● Written task:
Copy each line that holds "your".

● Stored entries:
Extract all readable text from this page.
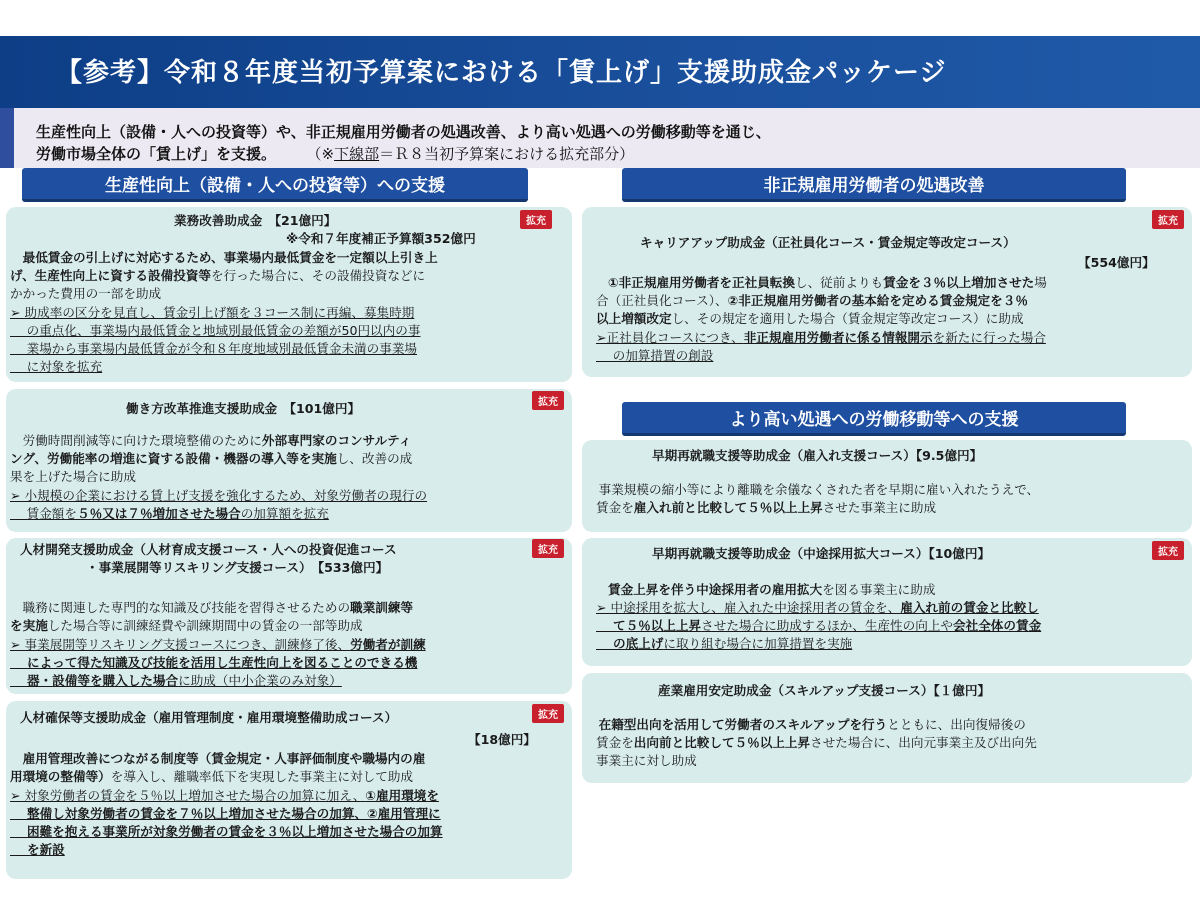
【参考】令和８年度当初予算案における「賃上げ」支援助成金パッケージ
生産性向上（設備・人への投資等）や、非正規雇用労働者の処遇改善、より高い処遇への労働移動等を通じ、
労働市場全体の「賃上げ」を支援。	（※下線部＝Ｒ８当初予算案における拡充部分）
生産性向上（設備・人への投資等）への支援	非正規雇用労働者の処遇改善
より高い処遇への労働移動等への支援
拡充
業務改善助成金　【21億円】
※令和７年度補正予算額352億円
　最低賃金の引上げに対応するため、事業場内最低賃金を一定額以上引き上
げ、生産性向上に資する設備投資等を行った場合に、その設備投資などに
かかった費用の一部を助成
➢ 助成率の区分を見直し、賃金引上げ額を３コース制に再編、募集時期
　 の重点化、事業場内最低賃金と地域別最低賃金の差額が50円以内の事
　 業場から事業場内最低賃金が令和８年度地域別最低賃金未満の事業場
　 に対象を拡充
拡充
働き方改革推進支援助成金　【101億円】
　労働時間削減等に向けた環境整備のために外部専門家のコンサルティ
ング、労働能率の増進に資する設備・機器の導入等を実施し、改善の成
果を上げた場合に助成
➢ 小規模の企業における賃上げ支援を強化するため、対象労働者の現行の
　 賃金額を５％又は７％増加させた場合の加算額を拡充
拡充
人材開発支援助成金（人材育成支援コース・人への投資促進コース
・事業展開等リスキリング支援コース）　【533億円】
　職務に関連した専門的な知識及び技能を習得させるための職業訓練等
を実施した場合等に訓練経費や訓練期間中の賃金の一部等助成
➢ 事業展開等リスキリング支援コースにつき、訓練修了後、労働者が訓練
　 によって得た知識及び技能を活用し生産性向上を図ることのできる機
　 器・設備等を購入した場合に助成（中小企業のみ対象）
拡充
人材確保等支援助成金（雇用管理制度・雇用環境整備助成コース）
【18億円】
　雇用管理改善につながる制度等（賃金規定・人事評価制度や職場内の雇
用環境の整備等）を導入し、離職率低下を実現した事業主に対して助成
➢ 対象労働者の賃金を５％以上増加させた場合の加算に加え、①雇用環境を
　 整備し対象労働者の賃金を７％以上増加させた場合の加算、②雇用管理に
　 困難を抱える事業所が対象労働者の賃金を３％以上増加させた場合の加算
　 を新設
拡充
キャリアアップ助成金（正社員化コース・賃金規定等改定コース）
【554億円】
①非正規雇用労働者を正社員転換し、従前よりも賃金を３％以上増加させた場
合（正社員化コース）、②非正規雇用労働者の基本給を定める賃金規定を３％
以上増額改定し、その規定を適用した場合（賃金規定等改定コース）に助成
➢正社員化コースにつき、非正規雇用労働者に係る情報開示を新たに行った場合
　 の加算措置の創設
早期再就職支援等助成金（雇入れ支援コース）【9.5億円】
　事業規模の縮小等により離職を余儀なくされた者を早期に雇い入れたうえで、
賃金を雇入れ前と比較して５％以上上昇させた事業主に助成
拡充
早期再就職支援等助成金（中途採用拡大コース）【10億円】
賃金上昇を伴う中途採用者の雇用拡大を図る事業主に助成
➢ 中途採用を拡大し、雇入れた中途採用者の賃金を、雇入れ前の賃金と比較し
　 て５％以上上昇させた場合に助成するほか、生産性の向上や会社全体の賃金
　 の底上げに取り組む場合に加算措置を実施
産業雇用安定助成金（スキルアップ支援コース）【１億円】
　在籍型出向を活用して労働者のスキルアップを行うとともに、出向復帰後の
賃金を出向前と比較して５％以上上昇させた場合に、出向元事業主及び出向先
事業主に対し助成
...
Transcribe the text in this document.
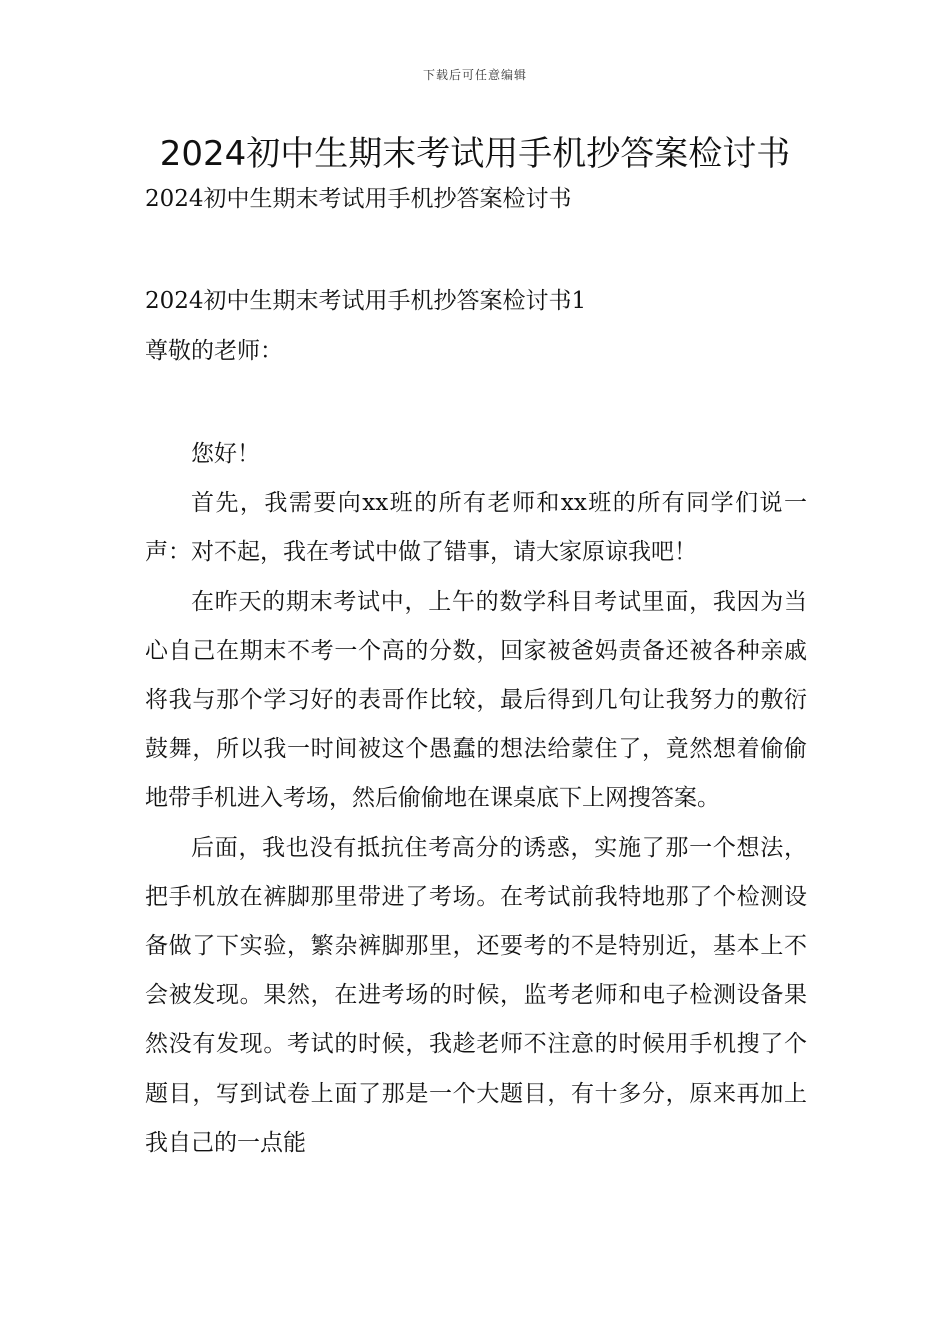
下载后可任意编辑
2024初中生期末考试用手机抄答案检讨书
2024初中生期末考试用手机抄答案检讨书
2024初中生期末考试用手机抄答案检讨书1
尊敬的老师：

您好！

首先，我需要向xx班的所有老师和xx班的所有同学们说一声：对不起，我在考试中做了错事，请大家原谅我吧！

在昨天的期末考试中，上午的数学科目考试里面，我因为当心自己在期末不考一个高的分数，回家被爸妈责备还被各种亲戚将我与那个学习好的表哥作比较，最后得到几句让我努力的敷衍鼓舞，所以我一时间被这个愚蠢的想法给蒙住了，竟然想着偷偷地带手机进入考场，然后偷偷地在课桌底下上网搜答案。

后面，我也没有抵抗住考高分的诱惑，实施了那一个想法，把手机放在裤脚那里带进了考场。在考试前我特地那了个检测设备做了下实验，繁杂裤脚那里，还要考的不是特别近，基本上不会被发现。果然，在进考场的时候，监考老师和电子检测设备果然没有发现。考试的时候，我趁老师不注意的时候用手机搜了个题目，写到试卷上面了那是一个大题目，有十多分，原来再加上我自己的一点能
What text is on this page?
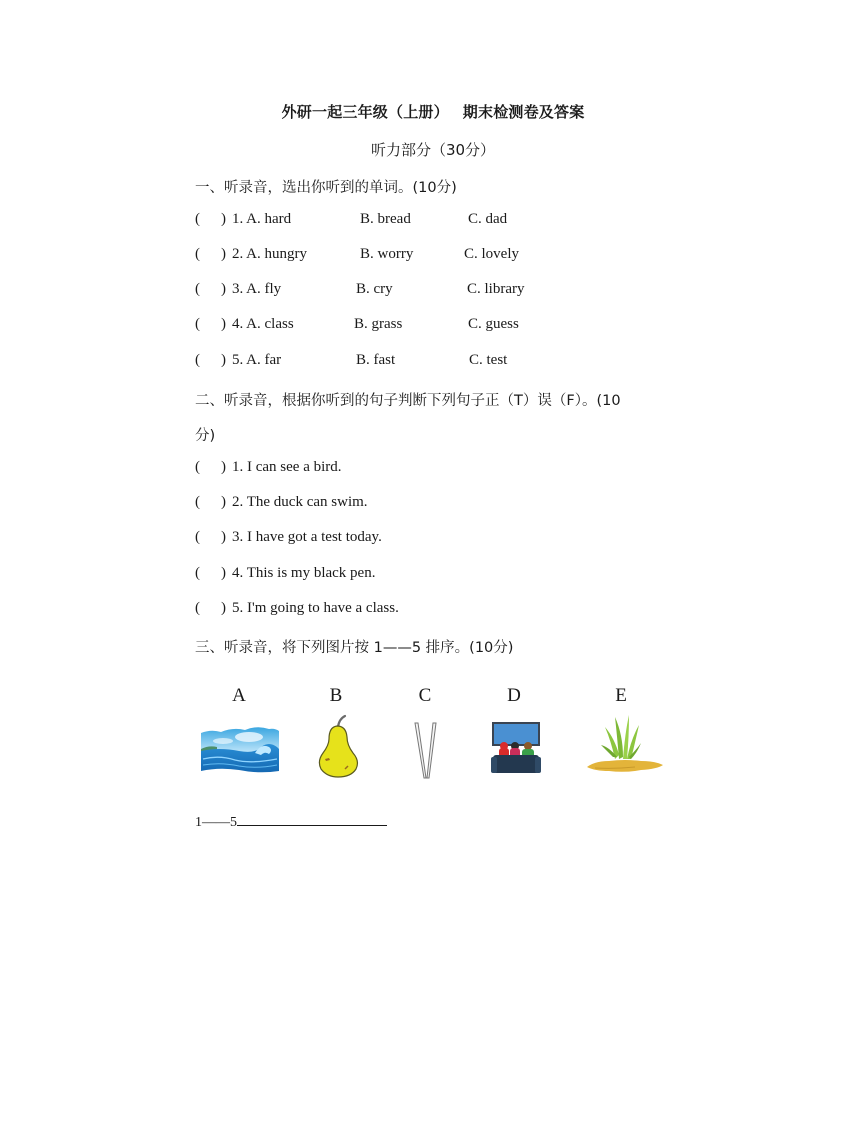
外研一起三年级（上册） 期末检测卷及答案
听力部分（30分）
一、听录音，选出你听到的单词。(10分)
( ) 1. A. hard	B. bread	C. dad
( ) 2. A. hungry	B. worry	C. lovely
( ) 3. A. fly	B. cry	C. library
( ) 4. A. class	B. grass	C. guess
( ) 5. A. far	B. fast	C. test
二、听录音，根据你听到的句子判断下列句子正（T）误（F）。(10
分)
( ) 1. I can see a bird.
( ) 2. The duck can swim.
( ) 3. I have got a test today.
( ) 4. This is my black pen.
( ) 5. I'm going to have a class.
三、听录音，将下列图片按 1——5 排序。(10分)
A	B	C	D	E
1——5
==
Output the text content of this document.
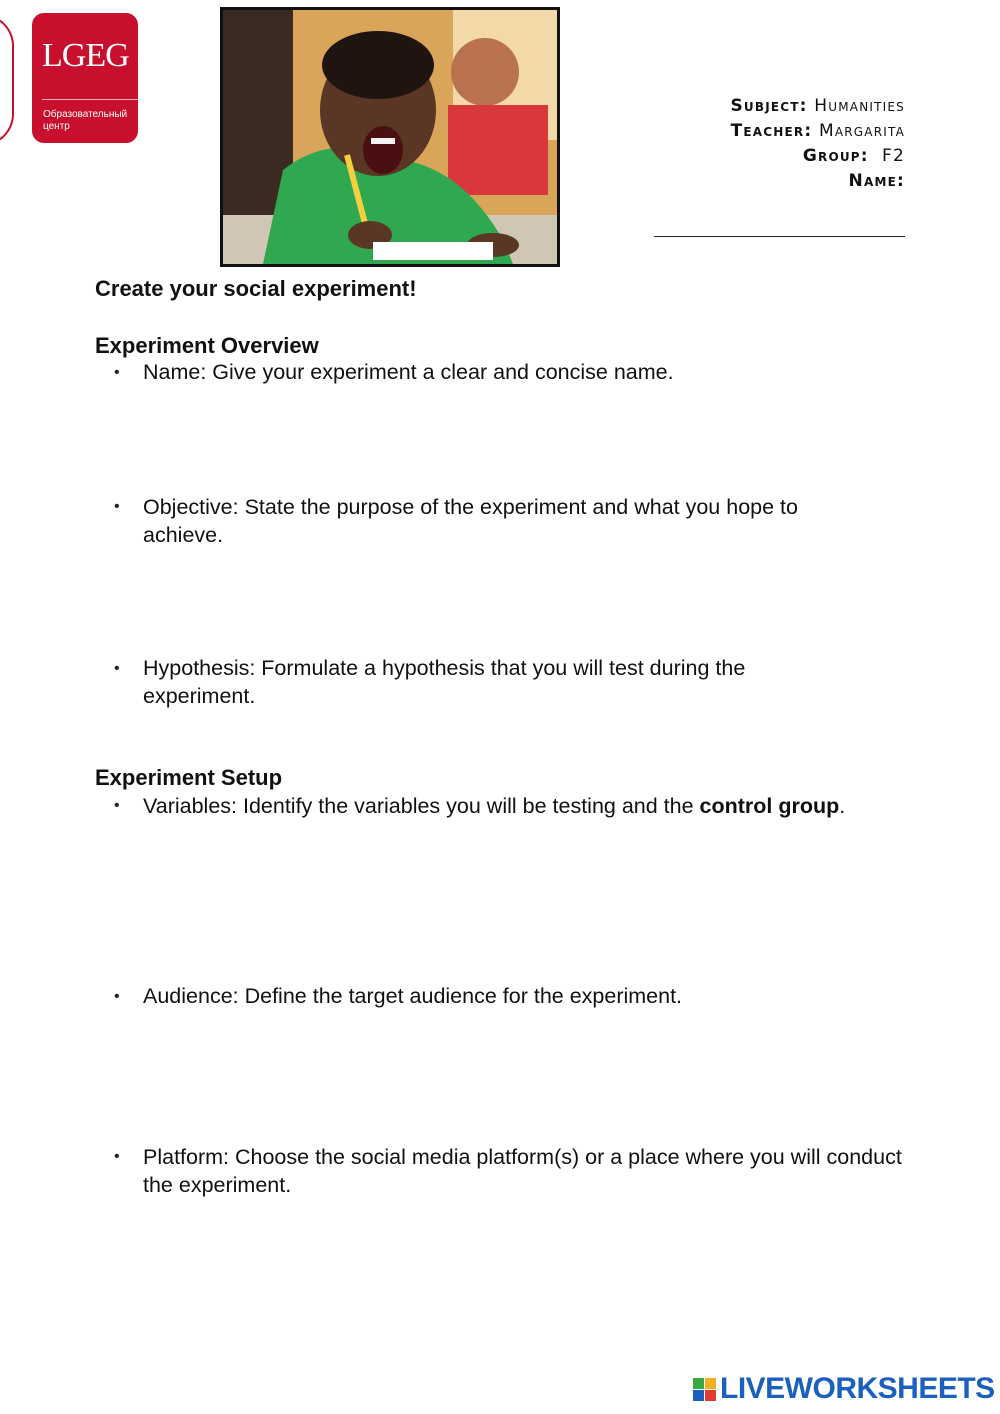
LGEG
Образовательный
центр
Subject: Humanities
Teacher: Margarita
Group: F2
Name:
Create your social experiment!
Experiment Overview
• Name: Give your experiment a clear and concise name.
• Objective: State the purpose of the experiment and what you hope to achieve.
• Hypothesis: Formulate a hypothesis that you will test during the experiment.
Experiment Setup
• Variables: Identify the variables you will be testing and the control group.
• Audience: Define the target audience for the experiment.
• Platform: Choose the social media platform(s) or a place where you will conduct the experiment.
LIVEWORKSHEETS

● Full output:
Create your social experiment!
• Name: Give your experiment a clear and concise name.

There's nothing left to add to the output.